* START Given records *
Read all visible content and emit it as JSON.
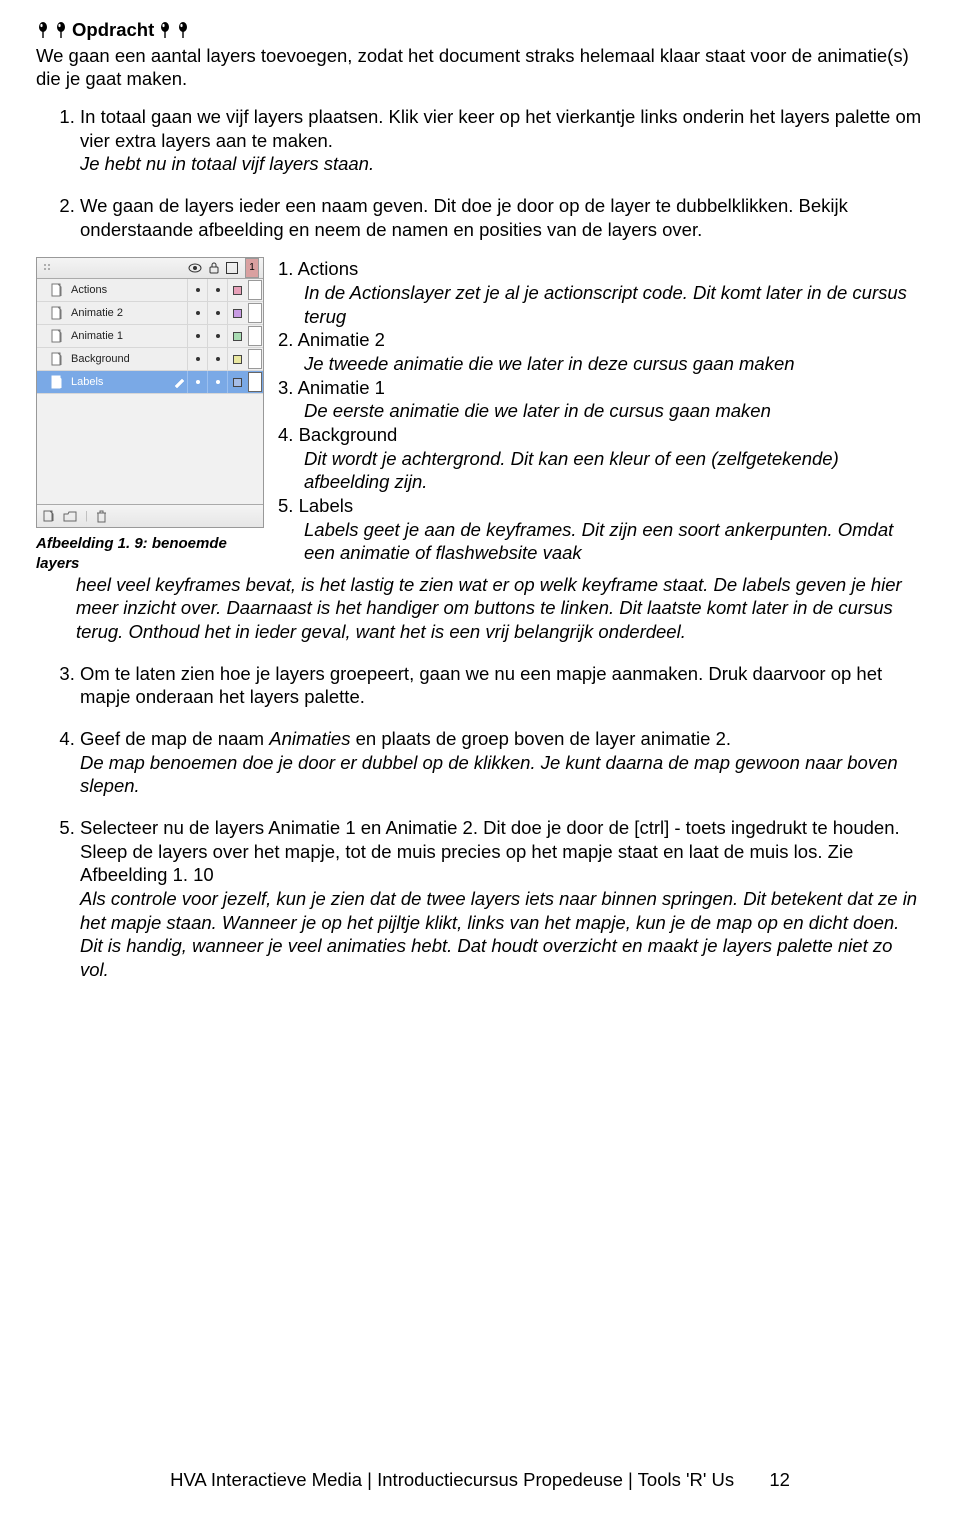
{
  "heading": "Opdracht",
  "intro": "We gaan een aantal layers toevoegen, zodat het document straks helemaal klaar staat voor de animatie(s) die je gaat maken.",
  "figure": {
    "caption": "Afbeelding 1. 9: benoemde layers",
    "header_frame": "1",
    "layers": [
      {
        "name": "Actions",
        "color": "pink",
        "selected": false
      },
      {
        "name": "Animatie 2",
        "color": "purple",
        "selected": false
      },
      {
        "name": "Animatie 1",
        "color": "green",
        "selected": false
      },
      {
        "name": "Background",
        "color": "yellow",
        "selected": false
      },
      {
        "name": "Labels",
        "color": "blue",
        "selected": true
      }
    ]
  },
  "steps": {
    "s1": {
      "line1": "In totaal gaan we vijf layers plaatsen. Klik vier keer op het vierkantje links onderin het layers palette om vier extra layers aan te maken.",
      "line2": "Je hebt nu in totaal vijf layers staan."
    },
    "s2": {
      "text": "We gaan de layers ieder een naam geven. Dit doe je door op de layer te dubbelklikken. Bekijk onderstaande afbeelding en neem de namen en posities van de layers over."
    },
    "layer_items": [
      {
        "n": "1.",
        "title": "Actions",
        "desc": "In de Actionslayer zet je al je actionscript code. Dit komt later in de cursus terug"
      },
      {
        "n": "2.",
        "title": "Animatie 2",
        "desc": "Je tweede animatie die we later in deze cursus gaan maken"
      },
      {
        "n": "3.",
        "title": "Animatie 1",
        "desc": "De eerste animatie die we later in de cursus gaan maken"
      },
      {
        "n": "4.",
        "title": "Background",
        "desc": "Dit wordt je achtergrond. Dit kan een kleur of een (zelfgetekende) afbeelding zijn."
      },
      {
        "n": "5.",
        "title": "Labels",
        "desc": "Labels geet je aan de keyframes. Dit zijn een soort ankerpunten. Omdat een animatie of flashwebsite vaak"
      }
    ],
    "labels_cont": "heel veel keyframes bevat, is het lastig te zien wat er op welk keyframe staat. De labels geven je hier meer inzicht over. Daarnaast is het handiger om buttons te linken. Dit laatste komt later in de cursus terug. Onthoud het in ieder geval, want het is een vrij belangrijk onderdeel.",
    "s3": "Om te laten zien hoe je layers groepeert, gaan we nu een mapje aanmaken. Druk daarvoor op het mapje onderaan het layers palette.",
    "s4_part1": "Geef de map de naam ",
    "s4_name": "Animaties",
    "s4_part2": " en plaats de groep boven de layer animatie 2.",
    "s4_line2": "De map benoemen doe je door er dubbel op de klikken. Je kunt daarna de map gewoon naar boven slepen.",
    "s5_part1": "Selecteer nu de layers Animatie 1 en Animatie 2. Dit doe je door de [ctrl] - toets ingedrukt te houden. Sleep de layers over het mapje, tot de muis precies op het mapje staat en laat de muis los. Zie Afbeelding 1. 10",
    "s5_part2": "Als controle voor jezelf, kun je zien dat de twee layers iets naar binnen springen. Dit betekent dat ze in het mapje staan. Wanneer je op het pijltje klikt, links van het mapje, kun je de map op en dicht doen. Dit is handig, wanneer je veel animaties hebt. Dat houdt overzicht en maakt je layers palette niet zo vol."
  },
  "footer": {
    "text": "HVA Interactieve Media  |  Introductiecursus Propedeuse  |  Tools 'R' Us",
    "page": "12"
  }
}
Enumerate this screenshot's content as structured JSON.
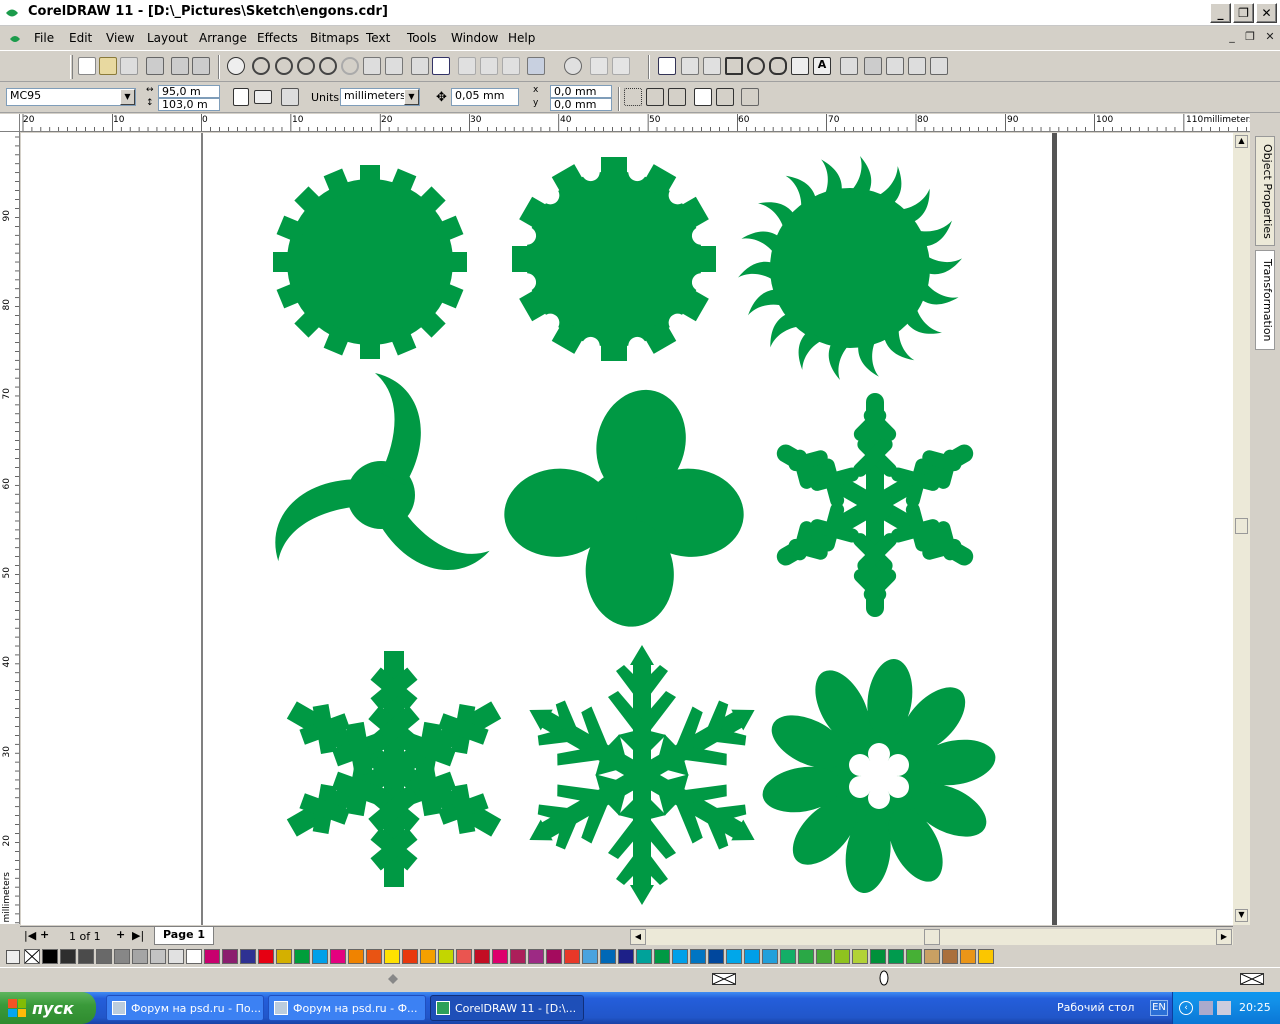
{
  "window": {
    "title": "CorelDRAW 11 - [D:\\_Pictures\\Sketch\\engons.cdr]"
  },
  "menu": [
    "File",
    "Edit",
    "View",
    "Layout",
    "Arrange",
    "Effects",
    "Bitmaps",
    "Text",
    "Tools",
    "Window",
    "Help"
  ],
  "property_bar": {
    "paper_type": "MC95",
    "width": "95,0 m",
    "height": "103,0 m",
    "units_label": "Units:",
    "units_value": "millimeters",
    "nudge": "0,05 mm",
    "dup_x": "0,0 mm",
    "dup_y": "0,0 mm"
  },
  "ruler": {
    "unit": "millimeters",
    "h_labels": [
      "20",
      "10",
      "0",
      "10",
      "20",
      "30",
      "40",
      "50",
      "60",
      "70",
      "80",
      "90",
      "100",
      "110"
    ],
    "v_labels": [
      "90",
      "80",
      "70",
      "60",
      "50",
      "40",
      "30",
      "20"
    ]
  },
  "dockers": [
    "Object Properties",
    "Transformation"
  ],
  "pagebar": {
    "count": "1 of 1",
    "tab": "Page 1"
  },
  "palette_colors": [
    "#000000",
    "#2e2e2e",
    "#4b4b4b",
    "#696969",
    "#878787",
    "#a5a5a5",
    "#c3c3c3",
    "#e1e1e1",
    "#ffffff",
    "#c8006e",
    "#8b1e6e",
    "#2e3192",
    "#e60012",
    "#d4b000",
    "#009e3b",
    "#00a0e9",
    "#e4007f",
    "#f08300",
    "#e95413",
    "#ffe100",
    "#e8380d",
    "#f4a000",
    "#c3d600",
    "#ea5550",
    "#c30d23",
    "#dd006c",
    "#ac1f5a",
    "#9d2a84",
    "#a40b5e",
    "#e83828",
    "#4aa3df",
    "#0068b7",
    "#1d2088",
    "#00a29a",
    "#009944",
    "#00a0e9",
    "#0075c2",
    "#00479d",
    "#00a7ea",
    "#009fe8",
    "#21a0db",
    "#13ae67",
    "#2aa846",
    "#48a935",
    "#8fc31f",
    "#b2d235",
    "#00913a",
    "#009b4e",
    "#46b035",
    "#c9a063",
    "#aa6f3c",
    "#ea9518",
    "#fbc600"
  ],
  "taskbar": {
    "start": "пуск",
    "items": [
      "Форум на psd.ru - По...",
      "Форум на psd.ru - Ф...",
      "CorelDRAW 11 - [D:\\..."
    ],
    "workspace": "Рабочий стол",
    "lang": "EN",
    "clock": "20:25"
  },
  "shapes": [
    "gear-16",
    "gear-12",
    "sun-swirl",
    "triskelion",
    "clover",
    "snowflake-rounded",
    "snowflake-branch",
    "snowflake-arrow",
    "flower"
  ],
  "colors": {
    "shape_fill": "#009944",
    "canvas": "#ffffff",
    "chrome": "#d4d0c8"
  }
}
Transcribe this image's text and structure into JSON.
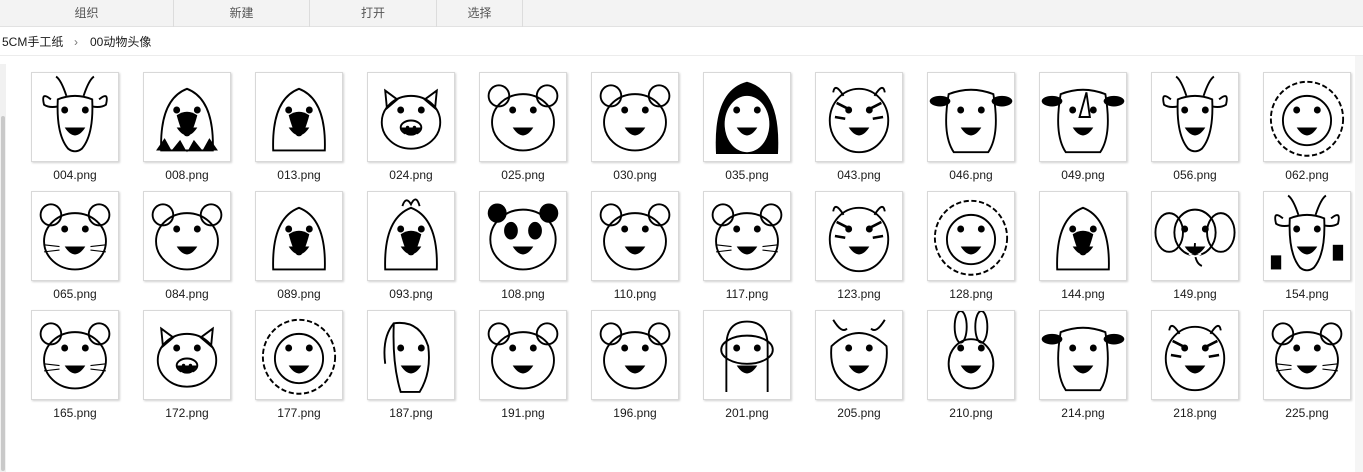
* END Given records *
Short problem: Gather up the lines containing the word "JSON" from these records and copy them.

Complete answer:
Read all visible content and emit it as JSON.
Enumerate this screenshot's content as structured JSON.
Transcribe this image's text and structure into JSON.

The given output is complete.